(Data items)
--------------------

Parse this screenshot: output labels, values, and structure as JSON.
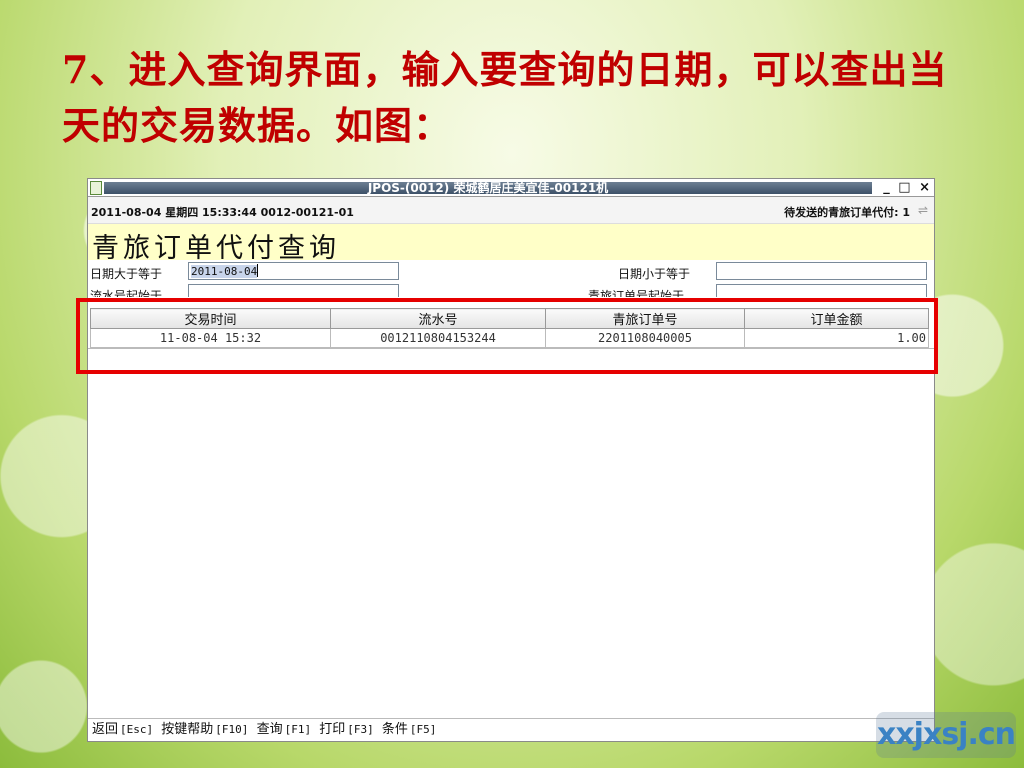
{
  "slide": {
    "title": "7、进入查询界面，输入要查询的日期，可以查出当天的交易数据。如图："
  },
  "window": {
    "title": "JPOS-(0012) 荣城鹤居庄美宜佳-00121机",
    "controls": [
      "_",
      "□",
      "×"
    ]
  },
  "status": {
    "left": "2011-08-04 星期四 15:33:44 0012-00121-01",
    "right": "待发送的青旅订单代付: 1"
  },
  "page": {
    "heading": "青旅订单代付查询"
  },
  "form": {
    "date_from_label": "日期大于等于",
    "date_from_value": "2011-08-04",
    "date_to_label": "日期小于等于",
    "date_to_value": "",
    "serial_start_label": "流水号起始于",
    "order_start_label": "青旅订单号起始于"
  },
  "grid": {
    "columns": [
      "交易时间",
      "流水号",
      "青旅订单号",
      "订单金额"
    ],
    "rows": [
      [
        "11-08-04 15:32",
        "0012110804153244",
        "2201108040005",
        "1.00"
      ]
    ]
  },
  "footer": {
    "items": [
      {
        "label": "返回",
        "key": "[Esc]"
      },
      {
        "label": "按键帮助",
        "key": "[F10]"
      },
      {
        "label": "查询",
        "key": "[F1]"
      },
      {
        "label": "打印",
        "key": "[F3]"
      },
      {
        "label": "条件",
        "key": "[F5]"
      }
    ]
  },
  "watermark": {
    "text": "xxjxsj.cn"
  },
  "colors": {
    "title_red": "#c00000",
    "highlight_red": "#e60000",
    "header_band": "#ffffc8"
  }
}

--------------------

Leave out the pictures and copy the rest of the material above exactly.

_EXERCISE RESPONSE:_
Parse this screenshot: output labels, values, and structure as JSON.
{
  "slide": {
    "title": "7、进入查询界面，输入要查询的日期，可以查出当天的交易数据。如图："
  },
  "window": {
    "title": "JPOS-(0012) 荣城鹤居庄美宜佳-00121机",
    "controls": [
      "_",
      "□",
      "×"
    ]
  },
  "status": {
    "left": "2011-08-04 星期四 15:33:44 0012-00121-01",
    "right": "待发送的青旅订单代付: 1"
  },
  "page": {
    "heading": "青旅订单代付查询"
  },
  "form": {
    "date_from_label": "日期大于等于",
    "date_from_value": "2011-08-04",
    "date_to_label": "日期小于等于",
    "date_to_value": "",
    "serial_start_label": "流水号起始于",
    "order_start_label": "青旅订单号起始于"
  },
  "grid": {
    "columns": [
      "交易时间",
      "流水号",
      "青旅订单号",
      "订单金额"
    ],
    "rows": [
      [
        "11-08-04 15:32",
        "0012110804153244",
        "2201108040005",
        "1.00"
      ]
    ]
  },
  "footer": {
    "items": [
      {
        "label": "返回",
        "key": "[Esc]"
      },
      {
        "label": "按键帮助",
        "key": "[F10]"
      },
      {
        "label": "查询",
        "key": "[F1]"
      },
      {
        "label": "打印",
        "key": "[F3]"
      },
      {
        "label": "条件",
        "key": "[F5]"
      }
    ]
  },
  "watermark": {
    "text": "xxjxsj.cn"
  },
  "colors": {
    "title_red": "#c00000",
    "highlight_red": "#e60000",
    "header_band": "#ffffc8"
  }
}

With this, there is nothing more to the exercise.